start Source records

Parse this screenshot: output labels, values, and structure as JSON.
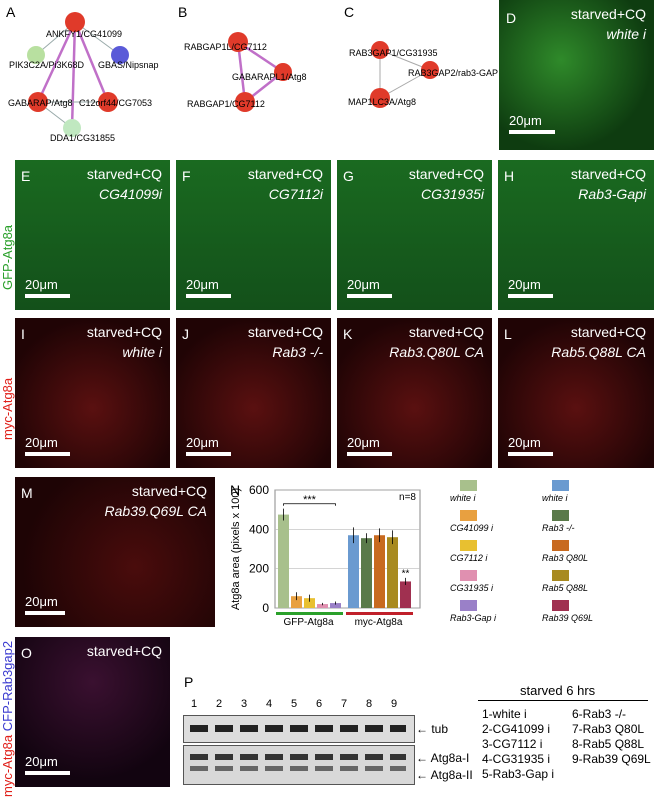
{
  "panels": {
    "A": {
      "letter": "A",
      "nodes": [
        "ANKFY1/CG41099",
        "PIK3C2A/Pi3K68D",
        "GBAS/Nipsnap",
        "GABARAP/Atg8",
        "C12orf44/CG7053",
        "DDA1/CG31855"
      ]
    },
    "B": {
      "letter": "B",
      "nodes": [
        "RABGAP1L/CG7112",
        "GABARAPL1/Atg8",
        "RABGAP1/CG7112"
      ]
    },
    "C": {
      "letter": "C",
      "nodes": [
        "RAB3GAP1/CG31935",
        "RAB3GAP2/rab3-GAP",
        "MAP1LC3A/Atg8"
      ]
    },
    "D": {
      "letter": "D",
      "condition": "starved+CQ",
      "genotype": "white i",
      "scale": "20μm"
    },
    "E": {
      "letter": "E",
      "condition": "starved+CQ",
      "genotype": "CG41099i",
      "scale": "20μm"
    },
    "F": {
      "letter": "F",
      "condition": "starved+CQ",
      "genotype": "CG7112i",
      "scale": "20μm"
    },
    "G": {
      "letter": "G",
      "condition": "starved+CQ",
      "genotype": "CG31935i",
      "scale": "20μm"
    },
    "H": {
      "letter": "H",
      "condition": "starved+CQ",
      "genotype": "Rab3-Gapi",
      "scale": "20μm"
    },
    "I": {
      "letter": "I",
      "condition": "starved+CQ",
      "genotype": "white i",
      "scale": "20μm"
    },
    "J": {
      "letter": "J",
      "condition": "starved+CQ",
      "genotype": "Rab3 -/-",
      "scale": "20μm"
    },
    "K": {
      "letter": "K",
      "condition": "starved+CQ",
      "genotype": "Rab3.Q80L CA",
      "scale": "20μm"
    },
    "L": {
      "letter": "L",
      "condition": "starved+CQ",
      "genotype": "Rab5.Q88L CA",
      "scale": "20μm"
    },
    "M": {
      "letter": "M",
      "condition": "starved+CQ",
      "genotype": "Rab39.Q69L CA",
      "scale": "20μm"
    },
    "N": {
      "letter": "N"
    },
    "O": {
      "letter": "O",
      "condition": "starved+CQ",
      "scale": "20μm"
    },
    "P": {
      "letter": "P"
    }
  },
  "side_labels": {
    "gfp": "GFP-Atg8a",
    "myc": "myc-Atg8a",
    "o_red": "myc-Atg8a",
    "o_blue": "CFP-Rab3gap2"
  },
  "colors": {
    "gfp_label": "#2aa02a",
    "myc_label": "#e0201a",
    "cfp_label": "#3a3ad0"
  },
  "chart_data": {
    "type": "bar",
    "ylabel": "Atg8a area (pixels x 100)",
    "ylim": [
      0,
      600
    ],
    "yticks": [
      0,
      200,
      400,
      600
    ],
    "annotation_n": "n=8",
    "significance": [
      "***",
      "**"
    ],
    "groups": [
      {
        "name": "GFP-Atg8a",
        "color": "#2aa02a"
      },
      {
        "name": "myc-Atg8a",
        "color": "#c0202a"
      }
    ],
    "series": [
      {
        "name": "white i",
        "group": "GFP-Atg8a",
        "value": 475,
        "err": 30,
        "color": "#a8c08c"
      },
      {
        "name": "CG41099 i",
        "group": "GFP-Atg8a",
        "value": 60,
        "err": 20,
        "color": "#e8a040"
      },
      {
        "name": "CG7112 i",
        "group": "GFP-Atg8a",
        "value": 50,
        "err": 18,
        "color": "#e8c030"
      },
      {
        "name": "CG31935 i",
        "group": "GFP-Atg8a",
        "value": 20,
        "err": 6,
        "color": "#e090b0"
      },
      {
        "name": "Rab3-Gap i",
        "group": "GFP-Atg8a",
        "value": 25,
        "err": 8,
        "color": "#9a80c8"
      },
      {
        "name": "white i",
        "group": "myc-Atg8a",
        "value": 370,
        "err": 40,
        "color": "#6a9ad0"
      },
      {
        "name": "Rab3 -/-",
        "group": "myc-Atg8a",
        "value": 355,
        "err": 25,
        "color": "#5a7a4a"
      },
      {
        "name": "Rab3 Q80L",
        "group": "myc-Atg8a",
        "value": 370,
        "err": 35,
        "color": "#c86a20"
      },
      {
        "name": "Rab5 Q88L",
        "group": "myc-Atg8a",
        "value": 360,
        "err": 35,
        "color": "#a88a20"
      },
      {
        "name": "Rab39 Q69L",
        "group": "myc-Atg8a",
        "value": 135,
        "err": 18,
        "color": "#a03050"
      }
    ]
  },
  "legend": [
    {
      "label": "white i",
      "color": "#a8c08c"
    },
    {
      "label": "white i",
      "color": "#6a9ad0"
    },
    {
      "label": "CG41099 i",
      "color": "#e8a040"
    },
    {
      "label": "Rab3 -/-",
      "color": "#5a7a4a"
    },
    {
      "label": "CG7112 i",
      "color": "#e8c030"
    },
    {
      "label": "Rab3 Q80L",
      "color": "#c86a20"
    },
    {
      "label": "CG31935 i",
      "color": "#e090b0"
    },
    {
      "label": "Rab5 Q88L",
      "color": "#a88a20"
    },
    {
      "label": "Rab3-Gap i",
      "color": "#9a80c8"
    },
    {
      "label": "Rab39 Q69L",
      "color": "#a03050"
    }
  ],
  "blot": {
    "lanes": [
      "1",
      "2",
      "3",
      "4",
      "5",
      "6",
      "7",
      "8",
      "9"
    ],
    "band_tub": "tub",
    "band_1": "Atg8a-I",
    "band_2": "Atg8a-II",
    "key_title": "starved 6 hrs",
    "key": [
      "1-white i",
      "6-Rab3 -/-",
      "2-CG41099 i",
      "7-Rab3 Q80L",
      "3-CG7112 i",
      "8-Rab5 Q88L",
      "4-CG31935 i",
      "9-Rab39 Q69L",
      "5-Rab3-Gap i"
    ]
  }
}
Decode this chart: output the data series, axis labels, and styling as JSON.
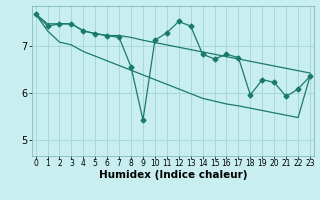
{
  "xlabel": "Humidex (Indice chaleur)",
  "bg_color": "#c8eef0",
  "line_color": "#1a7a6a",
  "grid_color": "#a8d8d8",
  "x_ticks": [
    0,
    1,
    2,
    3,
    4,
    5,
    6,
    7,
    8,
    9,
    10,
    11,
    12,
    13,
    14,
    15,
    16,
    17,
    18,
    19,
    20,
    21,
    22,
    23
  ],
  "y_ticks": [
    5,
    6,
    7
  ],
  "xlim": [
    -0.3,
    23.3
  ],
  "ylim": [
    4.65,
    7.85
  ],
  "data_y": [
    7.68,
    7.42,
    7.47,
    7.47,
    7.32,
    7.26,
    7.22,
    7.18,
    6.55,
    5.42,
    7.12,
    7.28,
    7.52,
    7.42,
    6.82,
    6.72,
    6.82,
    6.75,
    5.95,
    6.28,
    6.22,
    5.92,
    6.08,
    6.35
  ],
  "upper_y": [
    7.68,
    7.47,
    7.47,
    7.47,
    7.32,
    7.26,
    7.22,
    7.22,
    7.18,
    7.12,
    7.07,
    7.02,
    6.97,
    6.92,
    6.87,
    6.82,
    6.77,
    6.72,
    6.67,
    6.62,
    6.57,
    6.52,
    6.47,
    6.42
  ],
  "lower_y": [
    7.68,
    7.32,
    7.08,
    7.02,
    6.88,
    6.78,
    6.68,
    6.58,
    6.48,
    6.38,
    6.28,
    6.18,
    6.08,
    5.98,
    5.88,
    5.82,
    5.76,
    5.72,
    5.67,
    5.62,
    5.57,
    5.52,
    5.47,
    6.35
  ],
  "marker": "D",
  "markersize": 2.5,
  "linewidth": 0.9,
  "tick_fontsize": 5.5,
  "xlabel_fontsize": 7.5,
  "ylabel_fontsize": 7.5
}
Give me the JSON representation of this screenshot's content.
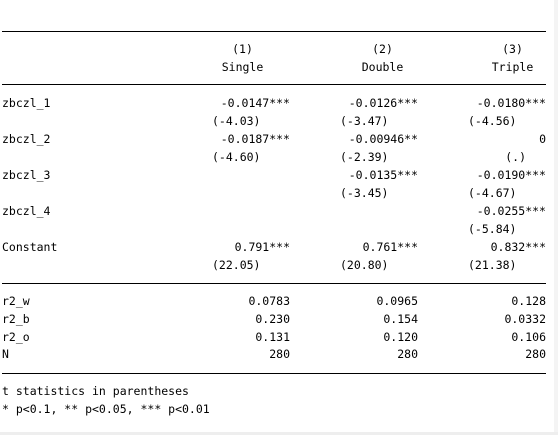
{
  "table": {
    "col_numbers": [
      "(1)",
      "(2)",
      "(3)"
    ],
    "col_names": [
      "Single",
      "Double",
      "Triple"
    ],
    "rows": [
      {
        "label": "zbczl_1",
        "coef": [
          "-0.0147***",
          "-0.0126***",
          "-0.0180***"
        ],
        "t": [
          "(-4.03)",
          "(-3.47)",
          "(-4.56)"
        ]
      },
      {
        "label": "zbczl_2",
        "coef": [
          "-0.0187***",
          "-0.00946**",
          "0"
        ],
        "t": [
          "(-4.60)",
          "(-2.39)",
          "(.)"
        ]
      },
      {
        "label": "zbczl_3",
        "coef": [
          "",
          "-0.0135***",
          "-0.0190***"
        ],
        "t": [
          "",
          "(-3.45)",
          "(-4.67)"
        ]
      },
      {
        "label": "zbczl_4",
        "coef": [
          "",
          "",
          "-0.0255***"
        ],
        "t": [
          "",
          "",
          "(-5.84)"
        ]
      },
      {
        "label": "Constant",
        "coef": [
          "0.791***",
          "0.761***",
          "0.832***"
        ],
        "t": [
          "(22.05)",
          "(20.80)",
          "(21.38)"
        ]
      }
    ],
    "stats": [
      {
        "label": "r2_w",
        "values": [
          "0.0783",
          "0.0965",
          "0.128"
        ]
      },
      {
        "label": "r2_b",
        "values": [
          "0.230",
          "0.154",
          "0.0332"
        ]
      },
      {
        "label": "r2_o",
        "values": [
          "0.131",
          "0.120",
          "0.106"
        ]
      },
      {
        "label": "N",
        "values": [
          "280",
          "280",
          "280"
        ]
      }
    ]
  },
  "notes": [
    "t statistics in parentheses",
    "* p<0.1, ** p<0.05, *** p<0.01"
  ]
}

end Source records

Return every line in the listing that contains the word "this".

### Exercise result
Parse this screenshot: output labels, values, and structure as JSON.
Decode this chart: output the data series, axis labels, and styling as JSON.
Give me the JSON representation of this screenshot's content.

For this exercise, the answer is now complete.